— BEGIN SUPPLIED RECORDS —

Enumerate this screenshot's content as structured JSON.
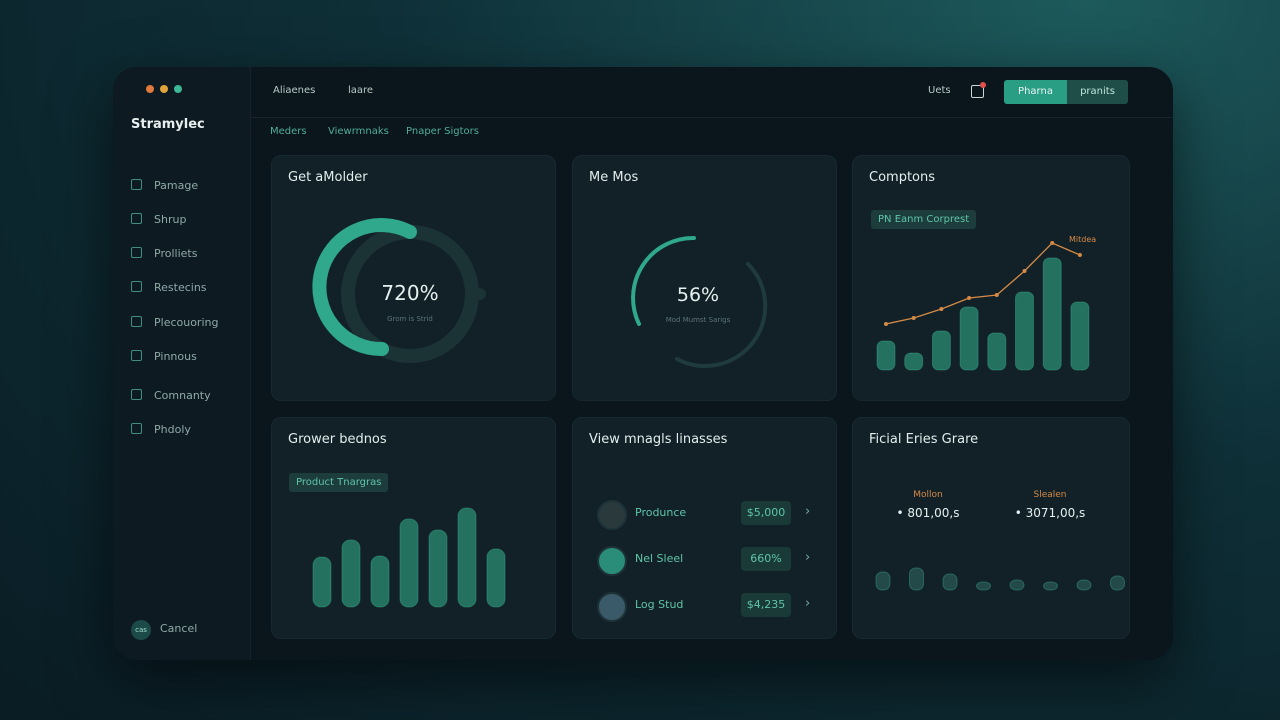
{
  "window": {
    "brand": "Stramylec",
    "sidebar": [
      "Pamage",
      "Shrup",
      "Prolliets",
      "Restecins",
      "Plecouoring",
      "Pinnous",
      "Comnanty",
      "Phdoly"
    ],
    "footer_badge": "cas",
    "footer": "Cancel"
  },
  "topbar": {
    "links": [
      "Aliaenes",
      "laare"
    ],
    "user": "Uets",
    "buttons": [
      "Pharna",
      "pranits"
    ]
  },
  "subnav": [
    "Meders",
    "Viewrmnaks",
    "Pnaper Sigtors"
  ],
  "cards": [
    {
      "title": "Get aMolder",
      "gauge": {
        "label": "720%",
        "caption": "Grom is Strid"
      }
    },
    {
      "title": "Me Mos",
      "gauge": {
        "label": "56%",
        "caption": "Mod Mumst Sarigs"
      }
    },
    {
      "title": "Comptons",
      "badge": "PN Eanm Corprest",
      "line_label": "Mitdea",
      "bars": [
        29,
        17,
        39,
        63,
        37,
        78,
        112,
        68
      ],
      "line": [
        46,
        52,
        61,
        72,
        75,
        99,
        127,
        115
      ]
    },
    {
      "title": "Grower bednos",
      "badge": "Product Tnargras",
      "bars": [
        50,
        67,
        51,
        88,
        77,
        99,
        58
      ]
    },
    {
      "title": "View mnagls linasses",
      "rows": [
        {
          "name": "Produnce",
          "value": "$5,000"
        },
        {
          "name": "Nel Sleel",
          "value": "660%"
        },
        {
          "name": "Log Stud",
          "value": "$4,235"
        }
      ]
    },
    {
      "title": "Ficial Eries Grare",
      "stats": [
        {
          "label": "Mollon",
          "value": "• 801,00,s"
        },
        {
          "label": "Slealen",
          "value": "• 3071,00,s"
        }
      ],
      "bars": [
        18,
        22,
        16,
        8,
        10,
        8,
        10,
        14
      ]
    }
  ]
}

— END SUPPLIED RECORDS —

JOB | How many of the lines in the listing above hold the word "caption"? Report only that figure.

ANSWER | 2